───── Records shown ─────

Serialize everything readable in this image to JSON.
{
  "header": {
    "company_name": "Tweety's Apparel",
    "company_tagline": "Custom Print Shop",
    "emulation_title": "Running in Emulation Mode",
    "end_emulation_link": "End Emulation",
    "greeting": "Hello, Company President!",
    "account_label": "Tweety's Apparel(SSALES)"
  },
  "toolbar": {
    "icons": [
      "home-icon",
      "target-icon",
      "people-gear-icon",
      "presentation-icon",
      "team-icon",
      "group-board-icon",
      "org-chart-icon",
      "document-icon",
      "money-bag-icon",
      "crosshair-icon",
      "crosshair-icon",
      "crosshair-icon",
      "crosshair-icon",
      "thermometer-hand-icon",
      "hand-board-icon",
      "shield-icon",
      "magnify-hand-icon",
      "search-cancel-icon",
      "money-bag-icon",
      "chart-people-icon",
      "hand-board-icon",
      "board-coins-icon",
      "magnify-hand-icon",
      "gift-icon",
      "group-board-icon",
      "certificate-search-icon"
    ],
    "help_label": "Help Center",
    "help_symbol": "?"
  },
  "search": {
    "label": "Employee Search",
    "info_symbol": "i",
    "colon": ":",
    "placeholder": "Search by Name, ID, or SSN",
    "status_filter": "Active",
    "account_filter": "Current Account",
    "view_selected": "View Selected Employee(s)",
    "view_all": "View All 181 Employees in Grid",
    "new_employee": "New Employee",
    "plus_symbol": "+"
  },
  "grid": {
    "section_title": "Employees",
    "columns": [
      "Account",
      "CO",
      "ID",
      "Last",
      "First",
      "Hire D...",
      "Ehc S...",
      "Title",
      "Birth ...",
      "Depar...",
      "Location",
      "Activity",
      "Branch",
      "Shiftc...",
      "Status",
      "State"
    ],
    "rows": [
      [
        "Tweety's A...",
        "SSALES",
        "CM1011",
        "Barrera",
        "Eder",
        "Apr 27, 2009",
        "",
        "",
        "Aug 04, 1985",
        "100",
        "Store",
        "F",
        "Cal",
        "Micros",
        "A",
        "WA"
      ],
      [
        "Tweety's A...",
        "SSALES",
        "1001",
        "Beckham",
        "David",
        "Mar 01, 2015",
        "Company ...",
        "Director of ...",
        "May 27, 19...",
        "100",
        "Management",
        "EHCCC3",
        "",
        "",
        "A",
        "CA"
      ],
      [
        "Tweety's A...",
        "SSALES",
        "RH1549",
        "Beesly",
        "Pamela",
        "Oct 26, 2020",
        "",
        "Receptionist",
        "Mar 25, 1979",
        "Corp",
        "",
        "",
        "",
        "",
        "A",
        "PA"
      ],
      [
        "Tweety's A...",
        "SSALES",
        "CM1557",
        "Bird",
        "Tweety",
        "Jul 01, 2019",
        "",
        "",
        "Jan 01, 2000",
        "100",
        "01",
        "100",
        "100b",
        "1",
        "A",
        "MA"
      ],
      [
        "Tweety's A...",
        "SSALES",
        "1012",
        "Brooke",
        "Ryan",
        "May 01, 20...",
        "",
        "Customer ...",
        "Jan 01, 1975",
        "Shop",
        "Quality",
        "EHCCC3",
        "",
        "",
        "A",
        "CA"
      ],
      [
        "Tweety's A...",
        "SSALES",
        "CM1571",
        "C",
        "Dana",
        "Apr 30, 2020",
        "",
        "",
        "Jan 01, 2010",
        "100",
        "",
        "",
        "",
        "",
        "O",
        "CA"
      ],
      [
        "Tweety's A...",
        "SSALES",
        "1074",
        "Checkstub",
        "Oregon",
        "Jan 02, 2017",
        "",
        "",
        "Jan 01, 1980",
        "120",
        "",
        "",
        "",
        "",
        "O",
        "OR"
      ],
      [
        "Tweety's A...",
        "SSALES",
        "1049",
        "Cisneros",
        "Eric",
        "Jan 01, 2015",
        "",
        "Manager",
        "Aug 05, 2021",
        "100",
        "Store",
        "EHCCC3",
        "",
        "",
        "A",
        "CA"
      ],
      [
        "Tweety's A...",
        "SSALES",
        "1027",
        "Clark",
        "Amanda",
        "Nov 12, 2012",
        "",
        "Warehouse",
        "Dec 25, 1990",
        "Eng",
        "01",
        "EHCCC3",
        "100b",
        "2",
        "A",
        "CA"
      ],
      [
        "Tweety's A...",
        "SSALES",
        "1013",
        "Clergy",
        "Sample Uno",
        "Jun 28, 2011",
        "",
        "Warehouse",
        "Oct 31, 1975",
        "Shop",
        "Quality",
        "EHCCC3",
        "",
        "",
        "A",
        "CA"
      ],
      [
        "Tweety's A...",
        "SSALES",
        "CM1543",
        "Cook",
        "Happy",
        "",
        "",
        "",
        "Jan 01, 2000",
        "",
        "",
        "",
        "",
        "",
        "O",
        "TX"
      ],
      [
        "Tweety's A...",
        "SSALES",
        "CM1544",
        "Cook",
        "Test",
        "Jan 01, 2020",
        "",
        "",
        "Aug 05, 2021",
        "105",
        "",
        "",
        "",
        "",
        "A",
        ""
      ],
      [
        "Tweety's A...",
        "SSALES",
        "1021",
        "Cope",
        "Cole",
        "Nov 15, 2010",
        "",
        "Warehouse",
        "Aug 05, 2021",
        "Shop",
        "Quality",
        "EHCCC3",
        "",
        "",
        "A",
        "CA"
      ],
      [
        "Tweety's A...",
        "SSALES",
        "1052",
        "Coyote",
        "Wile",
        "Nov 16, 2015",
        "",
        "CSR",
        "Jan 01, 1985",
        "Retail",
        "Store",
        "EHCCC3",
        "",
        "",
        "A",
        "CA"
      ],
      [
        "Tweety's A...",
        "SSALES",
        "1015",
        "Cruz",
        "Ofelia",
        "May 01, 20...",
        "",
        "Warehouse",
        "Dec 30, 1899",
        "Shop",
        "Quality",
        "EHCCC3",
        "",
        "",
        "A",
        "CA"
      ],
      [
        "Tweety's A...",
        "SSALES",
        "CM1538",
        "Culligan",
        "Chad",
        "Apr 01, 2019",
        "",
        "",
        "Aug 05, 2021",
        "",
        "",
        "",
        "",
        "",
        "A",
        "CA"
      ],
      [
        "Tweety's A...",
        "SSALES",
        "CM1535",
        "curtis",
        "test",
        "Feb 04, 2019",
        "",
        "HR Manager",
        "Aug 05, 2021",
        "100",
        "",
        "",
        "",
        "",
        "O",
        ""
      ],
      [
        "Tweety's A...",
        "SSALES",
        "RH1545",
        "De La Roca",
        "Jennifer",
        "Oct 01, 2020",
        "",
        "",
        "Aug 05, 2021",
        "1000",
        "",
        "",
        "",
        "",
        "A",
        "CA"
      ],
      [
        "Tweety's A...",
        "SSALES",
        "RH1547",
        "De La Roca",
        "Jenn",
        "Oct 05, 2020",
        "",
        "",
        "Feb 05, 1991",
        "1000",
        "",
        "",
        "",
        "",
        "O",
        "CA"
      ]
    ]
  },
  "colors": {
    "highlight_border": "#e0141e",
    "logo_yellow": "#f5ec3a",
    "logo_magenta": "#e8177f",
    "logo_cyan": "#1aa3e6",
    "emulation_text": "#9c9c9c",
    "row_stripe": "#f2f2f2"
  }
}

─────

▸ Aim: The entries above must be returned in full, exactly as shown.

▸ Response to the task:
Serialize everything readable in this image to JSON.
{
  "header": {
    "company_name": "Tweety's Apparel",
    "company_tagline": "Custom Print Shop",
    "emulation_title": "Running in Emulation Mode",
    "end_emulation_link": "End Emulation",
    "greeting": "Hello, Company President!",
    "account_label": "Tweety's Apparel(SSALES)"
  },
  "toolbar": {
    "icons": [
      "home-icon",
      "target-icon",
      "people-gear-icon",
      "presentation-icon",
      "team-icon",
      "group-board-icon",
      "org-chart-icon",
      "document-icon",
      "money-bag-icon",
      "crosshair-icon",
      "crosshair-icon",
      "crosshair-icon",
      "crosshair-icon",
      "thermometer-hand-icon",
      "hand-board-icon",
      "shield-icon",
      "magnify-hand-icon",
      "search-cancel-icon",
      "money-bag-icon",
      "chart-people-icon",
      "hand-board-icon",
      "board-coins-icon",
      "magnify-hand-icon",
      "gift-icon",
      "group-board-icon",
      "certificate-search-icon"
    ],
    "help_label": "Help Center",
    "help_symbol": "?"
  },
  "search": {
    "label": "Employee Search",
    "info_symbol": "i",
    "colon": ":",
    "placeholder": "Search by Name, ID, or SSN",
    "status_filter": "Active",
    "account_filter": "Current Account",
    "view_selected": "View Selected Employee(s)",
    "view_all": "View All 181 Employees in Grid",
    "new_employee": "New Employee",
    "plus_symbol": "+"
  },
  "grid": {
    "section_title": "Employees",
    "columns": [
      "Account",
      "CO",
      "ID",
      "Last",
      "First",
      "Hire D...",
      "Ehc S...",
      "Title",
      "Birth ...",
      "Depar...",
      "Location",
      "Activity",
      "Branch",
      "Shiftc...",
      "Status",
      "State"
    ],
    "rows": [
      [
        "Tweety's A...",
        "SSALES",
        "CM1011",
        "Barrera",
        "Eder",
        "Apr 27, 2009",
        "",
        "",
        "Aug 04, 1985",
        "100",
        "Store",
        "F",
        "Cal",
        "Micros",
        "A",
        "WA"
      ],
      [
        "Tweety's A...",
        "SSALES",
        "1001",
        "Beckham",
        "David",
        "Mar 01, 2015",
        "Company ...",
        "Director of ...",
        "May 27, 19...",
        "100",
        "Management",
        "EHCCC3",
        "",
        "",
        "A",
        "CA"
      ],
      [
        "Tweety's A...",
        "SSALES",
        "RH1549",
        "Beesly",
        "Pamela",
        "Oct 26, 2020",
        "",
        "Receptionist",
        "Mar 25, 1979",
        "Corp",
        "",
        "",
        "",
        "",
        "A",
        "PA"
      ],
      [
        "Tweety's A...",
        "SSALES",
        "CM1557",
        "Bird",
        "Tweety",
        "Jul 01, 2019",
        "",
        "",
        "Jan 01, 2000",
        "100",
        "01",
        "100",
        "100b",
        "1",
        "A",
        "MA"
      ],
      [
        "Tweety's A...",
        "SSALES",
        "1012",
        "Brooke",
        "Ryan",
        "May 01, 20...",
        "",
        "Customer ...",
        "Jan 01, 1975",
        "Shop",
        "Quality",
        "EHCCC3",
        "",
        "",
        "A",
        "CA"
      ],
      [
        "Tweety's A...",
        "SSALES",
        "CM1571",
        "C",
        "Dana",
        "Apr 30, 2020",
        "",
        "",
        "Jan 01, 2010",
        "100",
        "",
        "",
        "",
        "",
        "O",
        "CA"
      ],
      [
        "Tweety's A...",
        "SSALES",
        "1074",
        "Checkstub",
        "Oregon",
        "Jan 02, 2017",
        "",
        "",
        "Jan 01, 1980",
        "120",
        "",
        "",
        "",
        "",
        "O",
        "OR"
      ],
      [
        "Tweety's A...",
        "SSALES",
        "1049",
        "Cisneros",
        "Eric",
        "Jan 01, 2015",
        "",
        "Manager",
        "Aug 05, 2021",
        "100",
        "Store",
        "EHCCC3",
        "",
        "",
        "A",
        "CA"
      ],
      [
        "Tweety's A...",
        "SSALES",
        "1027",
        "Clark",
        "Amanda",
        "Nov 12, 2012",
        "",
        "Warehouse",
        "Dec 25, 1990",
        "Eng",
        "01",
        "EHCCC3",
        "100b",
        "2",
        "A",
        "CA"
      ],
      [
        "Tweety's A...",
        "SSALES",
        "1013",
        "Clergy",
        "Sample Uno",
        "Jun 28, 2011",
        "",
        "Warehouse",
        "Oct 31, 1975",
        "Shop",
        "Quality",
        "EHCCC3",
        "",
        "",
        "A",
        "CA"
      ],
      [
        "Tweety's A...",
        "SSALES",
        "CM1543",
        "Cook",
        "Happy",
        "",
        "",
        "",
        "Jan 01, 2000",
        "",
        "",
        "",
        "",
        "",
        "O",
        "TX"
      ],
      [
        "Tweety's A...",
        "SSALES",
        "CM1544",
        "Cook",
        "Test",
        "Jan 01, 2020",
        "",
        "",
        "Aug 05, 2021",
        "105",
        "",
        "",
        "",
        "",
        "A",
        ""
      ],
      [
        "Tweety's A...",
        "SSALES",
        "1021",
        "Cope",
        "Cole",
        "Nov 15, 2010",
        "",
        "Warehouse",
        "Aug 05, 2021",
        "Shop",
        "Quality",
        "EHCCC3",
        "",
        "",
        "A",
        "CA"
      ],
      [
        "Tweety's A...",
        "SSALES",
        "1052",
        "Coyote",
        "Wile",
        "Nov 16, 2015",
        "",
        "CSR",
        "Jan 01, 1985",
        "Retail",
        "Store",
        "EHCCC3",
        "",
        "",
        "A",
        "CA"
      ],
      [
        "Tweety's A...",
        "SSALES",
        "1015",
        "Cruz",
        "Ofelia",
        "May 01, 20...",
        "",
        "Warehouse",
        "Dec 30, 1899",
        "Shop",
        "Quality",
        "EHCCC3",
        "",
        "",
        "A",
        "CA"
      ],
      [
        "Tweety's A...",
        "SSALES",
        "CM1538",
        "Culligan",
        "Chad",
        "Apr 01, 2019",
        "",
        "",
        "Aug 05, 2021",
        "",
        "",
        "",
        "",
        "",
        "A",
        "CA"
      ],
      [
        "Tweety's A...",
        "SSALES",
        "CM1535",
        "curtis",
        "test",
        "Feb 04, 2019",
        "",
        "HR Manager",
        "Aug 05, 2021",
        "100",
        "",
        "",
        "",
        "",
        "O",
        ""
      ],
      [
        "Tweety's A...",
        "SSALES",
        "RH1545",
        "De La Roca",
        "Jennifer",
        "Oct 01, 2020",
        "",
        "",
        "Aug 05, 2021",
        "1000",
        "",
        "",
        "",
        "",
        "A",
        "CA"
      ],
      [
        "Tweety's A...",
        "SSALES",
        "RH1547",
        "De La Roca",
        "Jenn",
        "Oct 05, 2020",
        "",
        "",
        "Feb 05, 1991",
        "1000",
        "",
        "",
        "",
        "",
        "O",
        "CA"
      ]
    ]
  },
  "colors": {
    "highlight_border": "#e0141e",
    "logo_yellow": "#f5ec3a",
    "logo_magenta": "#e8177f",
    "logo_cyan": "#1aa3e6",
    "emulation_text": "#9c9c9c",
    "row_stripe": "#f2f2f2"
  }
}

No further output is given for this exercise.